### Information supplied
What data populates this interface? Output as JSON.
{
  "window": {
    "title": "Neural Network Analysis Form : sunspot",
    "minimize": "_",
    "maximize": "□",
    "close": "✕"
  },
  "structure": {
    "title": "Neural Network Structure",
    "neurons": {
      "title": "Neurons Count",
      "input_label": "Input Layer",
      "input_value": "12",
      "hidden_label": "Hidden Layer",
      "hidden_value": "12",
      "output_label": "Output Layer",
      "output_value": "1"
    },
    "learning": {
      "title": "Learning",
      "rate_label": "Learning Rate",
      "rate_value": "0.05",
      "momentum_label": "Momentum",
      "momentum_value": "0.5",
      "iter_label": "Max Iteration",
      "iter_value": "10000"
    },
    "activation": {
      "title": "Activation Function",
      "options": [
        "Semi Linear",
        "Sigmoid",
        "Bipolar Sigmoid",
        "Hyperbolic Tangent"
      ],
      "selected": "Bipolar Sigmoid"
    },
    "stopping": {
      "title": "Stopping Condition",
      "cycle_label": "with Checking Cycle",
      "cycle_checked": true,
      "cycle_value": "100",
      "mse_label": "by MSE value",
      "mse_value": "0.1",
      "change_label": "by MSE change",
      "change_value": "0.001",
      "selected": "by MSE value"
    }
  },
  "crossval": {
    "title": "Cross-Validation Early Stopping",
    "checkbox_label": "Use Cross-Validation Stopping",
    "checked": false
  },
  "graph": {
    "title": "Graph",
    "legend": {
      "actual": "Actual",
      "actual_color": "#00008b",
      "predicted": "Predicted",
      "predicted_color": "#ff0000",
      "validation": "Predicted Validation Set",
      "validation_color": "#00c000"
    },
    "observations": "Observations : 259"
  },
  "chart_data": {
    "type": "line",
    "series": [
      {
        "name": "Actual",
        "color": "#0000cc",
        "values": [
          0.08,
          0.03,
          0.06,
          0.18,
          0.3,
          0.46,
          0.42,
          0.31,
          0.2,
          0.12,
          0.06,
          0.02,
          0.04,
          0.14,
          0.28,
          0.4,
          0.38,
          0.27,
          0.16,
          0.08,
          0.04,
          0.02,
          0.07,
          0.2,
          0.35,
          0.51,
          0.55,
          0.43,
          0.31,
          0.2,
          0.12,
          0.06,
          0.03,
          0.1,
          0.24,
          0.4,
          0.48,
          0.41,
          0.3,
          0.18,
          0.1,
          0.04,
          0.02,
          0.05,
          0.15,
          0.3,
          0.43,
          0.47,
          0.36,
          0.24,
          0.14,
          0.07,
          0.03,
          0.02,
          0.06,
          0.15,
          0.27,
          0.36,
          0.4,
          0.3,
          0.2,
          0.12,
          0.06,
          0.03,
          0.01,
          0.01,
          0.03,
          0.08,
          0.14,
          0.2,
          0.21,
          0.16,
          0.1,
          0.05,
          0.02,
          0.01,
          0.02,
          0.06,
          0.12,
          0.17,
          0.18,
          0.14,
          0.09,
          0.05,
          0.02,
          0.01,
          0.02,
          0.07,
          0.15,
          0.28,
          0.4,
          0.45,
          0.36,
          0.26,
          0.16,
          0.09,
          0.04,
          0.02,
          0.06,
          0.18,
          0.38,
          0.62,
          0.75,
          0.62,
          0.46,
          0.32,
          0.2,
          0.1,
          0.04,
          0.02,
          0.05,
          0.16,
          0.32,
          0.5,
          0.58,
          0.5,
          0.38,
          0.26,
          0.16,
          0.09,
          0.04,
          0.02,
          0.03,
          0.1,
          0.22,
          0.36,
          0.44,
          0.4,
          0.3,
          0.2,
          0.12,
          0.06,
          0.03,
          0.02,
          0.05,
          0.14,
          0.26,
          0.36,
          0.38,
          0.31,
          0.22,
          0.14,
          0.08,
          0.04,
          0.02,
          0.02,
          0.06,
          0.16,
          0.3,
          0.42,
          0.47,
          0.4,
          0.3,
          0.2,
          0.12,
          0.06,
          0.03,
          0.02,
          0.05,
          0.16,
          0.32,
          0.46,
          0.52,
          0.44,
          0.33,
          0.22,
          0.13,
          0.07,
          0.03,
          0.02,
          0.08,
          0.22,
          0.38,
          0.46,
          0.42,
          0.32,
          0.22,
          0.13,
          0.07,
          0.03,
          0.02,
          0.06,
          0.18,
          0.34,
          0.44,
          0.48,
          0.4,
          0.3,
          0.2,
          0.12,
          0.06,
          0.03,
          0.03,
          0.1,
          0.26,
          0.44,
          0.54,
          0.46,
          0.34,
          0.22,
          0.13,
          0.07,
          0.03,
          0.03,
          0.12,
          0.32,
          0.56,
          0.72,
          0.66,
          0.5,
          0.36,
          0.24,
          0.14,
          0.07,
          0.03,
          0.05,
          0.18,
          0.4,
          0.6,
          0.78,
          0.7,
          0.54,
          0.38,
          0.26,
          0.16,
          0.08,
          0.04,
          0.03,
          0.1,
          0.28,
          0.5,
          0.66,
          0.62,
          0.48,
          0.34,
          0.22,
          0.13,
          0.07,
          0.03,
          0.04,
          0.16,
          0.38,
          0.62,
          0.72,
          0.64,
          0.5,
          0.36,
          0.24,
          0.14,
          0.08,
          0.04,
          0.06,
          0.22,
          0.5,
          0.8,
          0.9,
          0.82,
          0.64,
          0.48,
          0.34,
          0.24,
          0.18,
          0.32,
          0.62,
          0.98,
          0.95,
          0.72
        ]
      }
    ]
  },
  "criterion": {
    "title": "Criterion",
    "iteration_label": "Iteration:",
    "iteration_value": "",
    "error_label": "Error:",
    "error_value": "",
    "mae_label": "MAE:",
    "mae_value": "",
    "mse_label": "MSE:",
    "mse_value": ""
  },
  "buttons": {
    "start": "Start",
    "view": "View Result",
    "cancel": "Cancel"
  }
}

### Do this
From the records above, pull out each line that has "selected".

### Finished exercise
      "selected": "Bipolar Sigmoid"
      "selected": "by MSE value"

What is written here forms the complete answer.